**TASK GOAL**
Among the lines below, how many carry the string "Belly"? Reply with a number and nothing else.

====== EXCERPTED RECORDS ======

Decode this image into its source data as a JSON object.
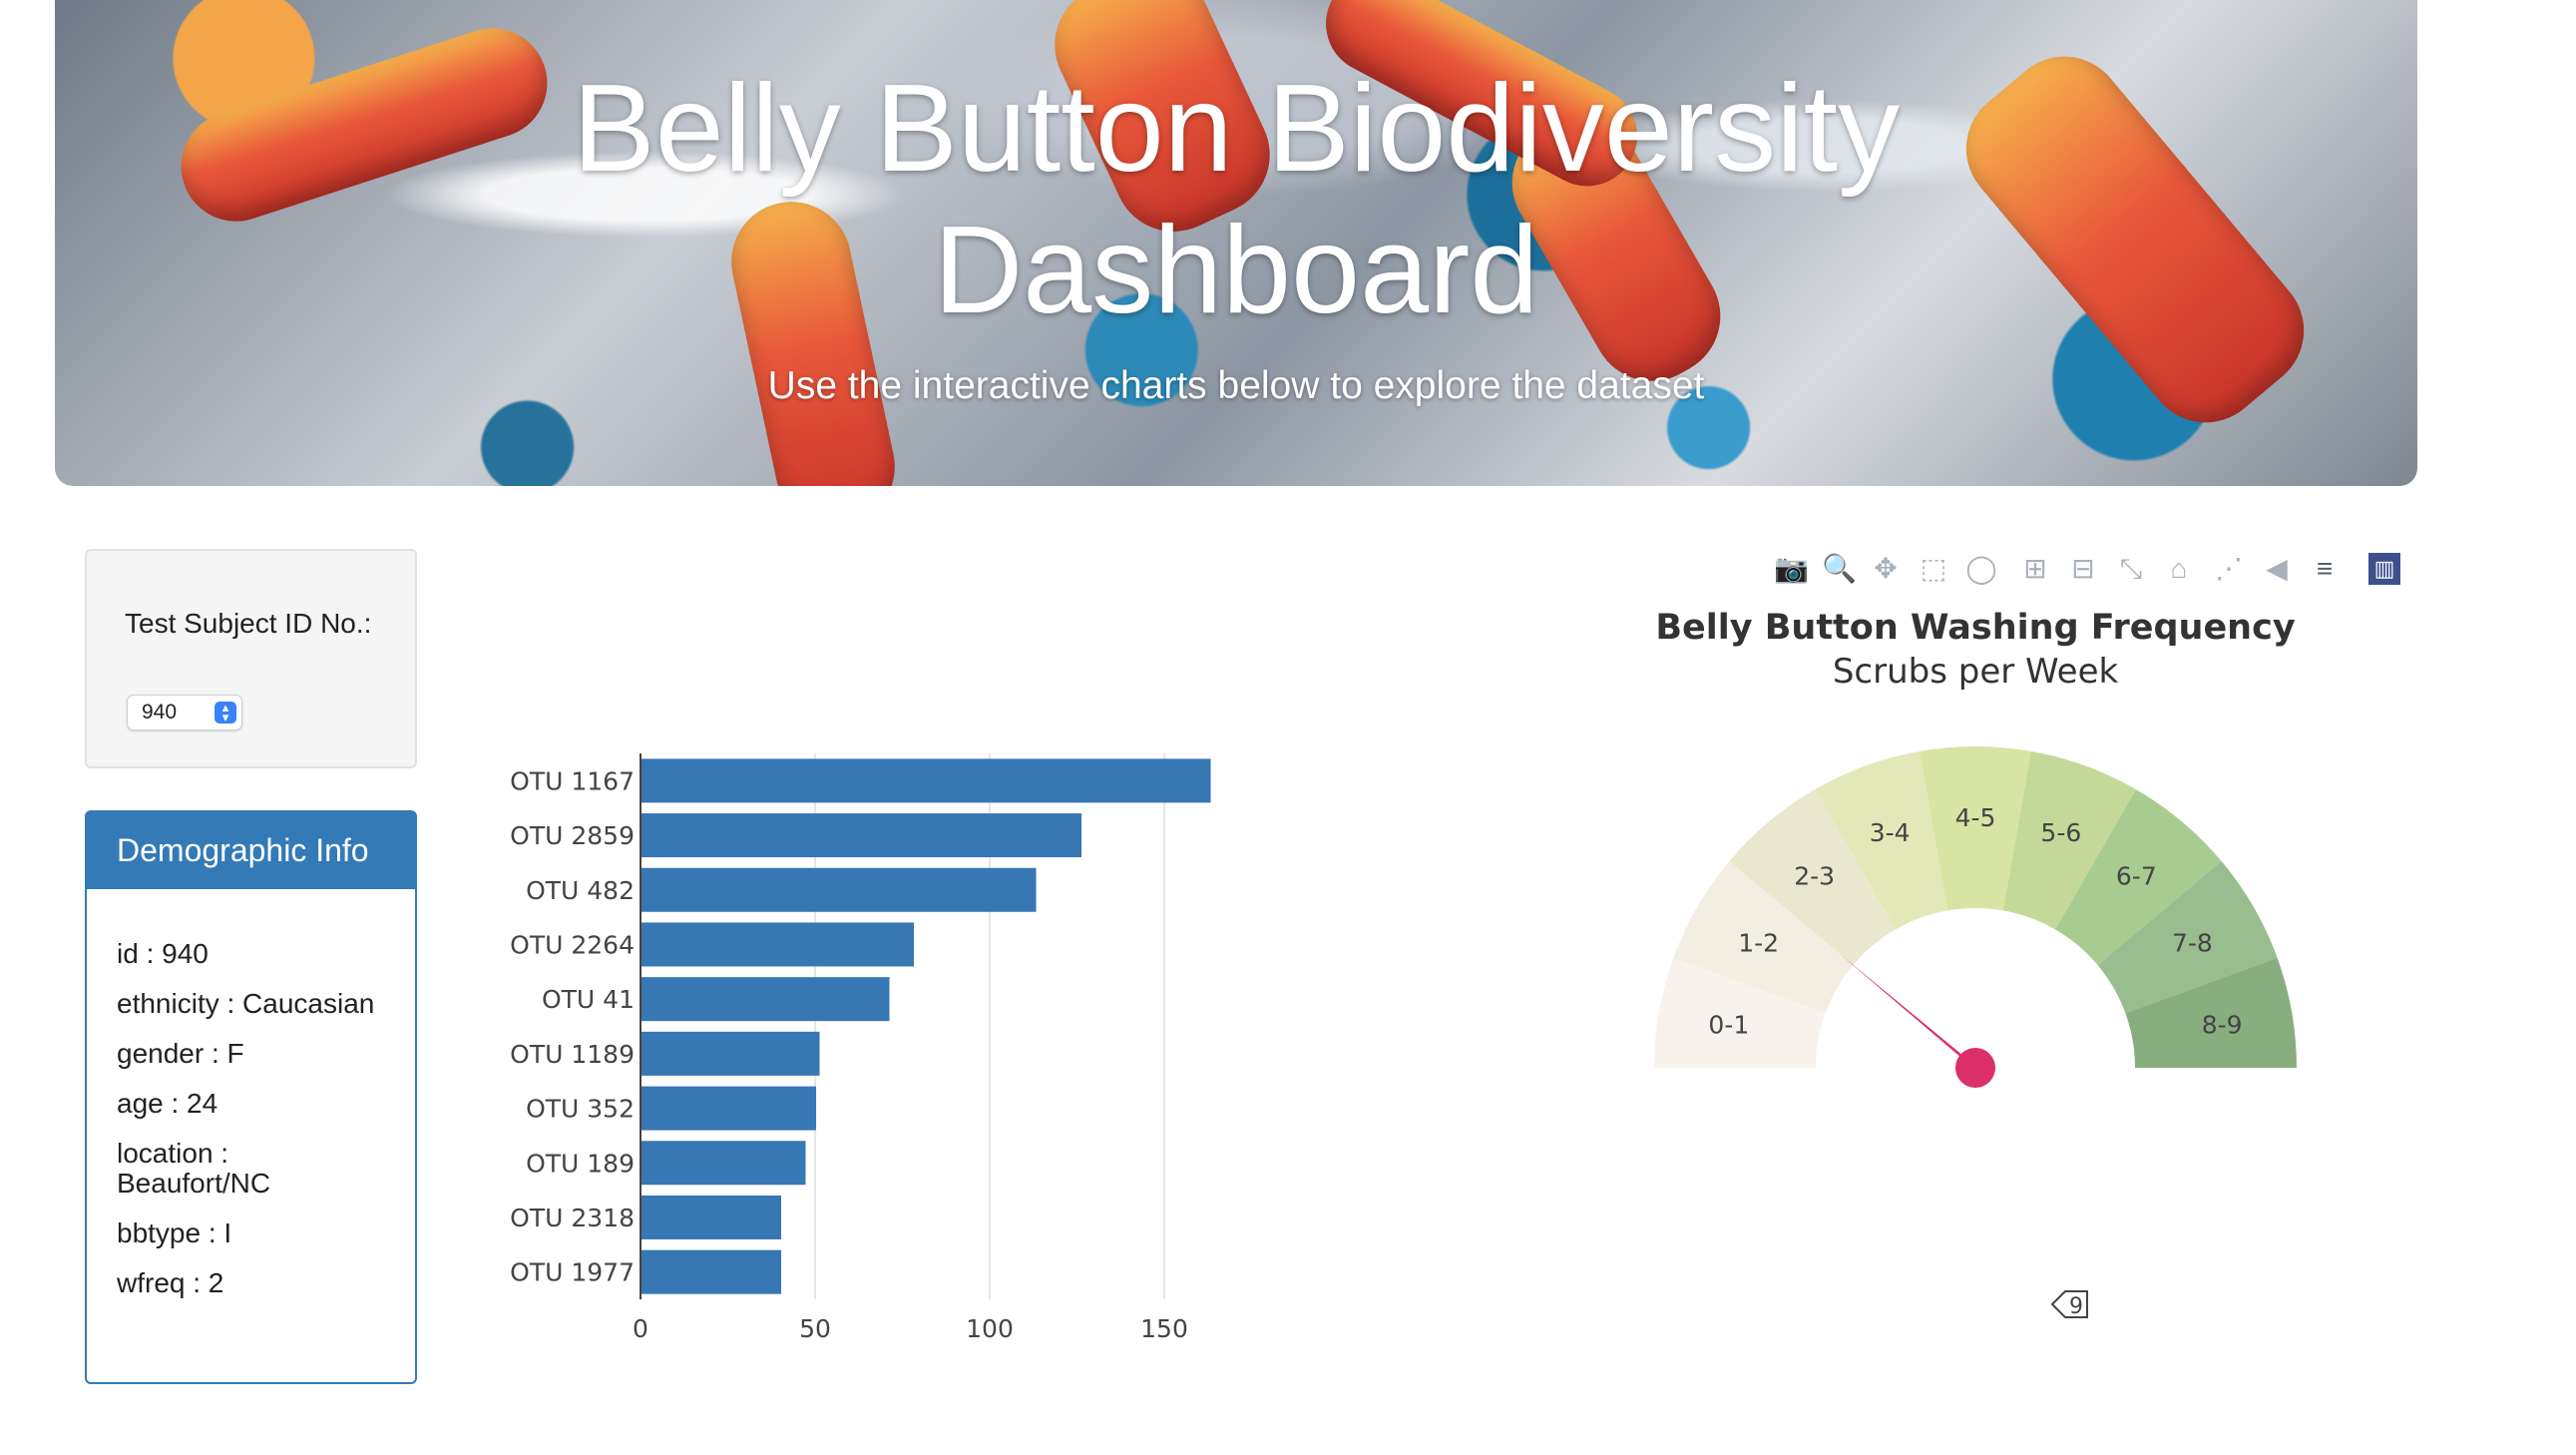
{
  "banner": {
    "title_line1": "Belly Button Biodiversity",
    "title_line2": "Dashboard",
    "subtitle": "Use the interactive charts below to explore the dataset"
  },
  "selector": {
    "label": "Test Subject ID No.:",
    "selected_value": "940"
  },
  "demographics": {
    "heading": "Demographic Info",
    "items": [
      {
        "text": "id : 940"
      },
      {
        "text": "ethnicity : Caucasian"
      },
      {
        "text": "gender : F"
      },
      {
        "text": "age : 24"
      },
      {
        "text": "location : Beaufort/NC"
      },
      {
        "text": "bbtype : I"
      },
      {
        "text": "wfreq : 2"
      }
    ]
  },
  "chart_data": [
    {
      "type": "bar",
      "orientation": "horizontal",
      "categories": [
        "OTU 1167",
        "OTU 2859",
        "OTU 482",
        "OTU 2264",
        "OTU 41",
        "OTU 1189",
        "OTU 352",
        "OTU 189",
        "OTU 2318",
        "OTU 1977"
      ],
      "values": [
        163,
        126,
        113,
        78,
        71,
        51,
        50,
        47,
        40,
        40
      ],
      "xlim": [
        0,
        165
      ],
      "xticks": [
        0,
        50,
        100,
        150
      ],
      "grid": true,
      "color": "#3777b3"
    },
    {
      "type": "gauge",
      "title": "Belly Button Washing Frequency",
      "subtitle": "Scrubs per Week",
      "sectors": [
        "0-1",
        "1-2",
        "2-3",
        "3-4",
        "4-5",
        "5-6",
        "6-7",
        "7-8",
        "8-9"
      ],
      "sector_colors": [
        "#f7f3ec",
        "#f2efe2",
        "#e9e8cf",
        "#e3e8b8",
        "#d8e4a4",
        "#c4d89a",
        "#a8cc90",
        "#99bd8e",
        "#88ae80"
      ],
      "value": 2,
      "range": [
        0,
        9
      ],
      "needle_color": "#db2f6a",
      "badge_text": "9"
    }
  ],
  "modebar": {
    "icons": [
      "camera-icon",
      "zoom-icon",
      "pan-icon",
      "box-select-icon",
      "lasso-icon",
      "zoom-in-icon",
      "zoom-out-icon",
      "autoscale-icon",
      "reset-axes-icon",
      "spike-lines-icon",
      "hover-closest-icon",
      "hover-compare-icon",
      "plotly-logo-icon"
    ]
  }
}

======

**CORRECT ANSWER**
2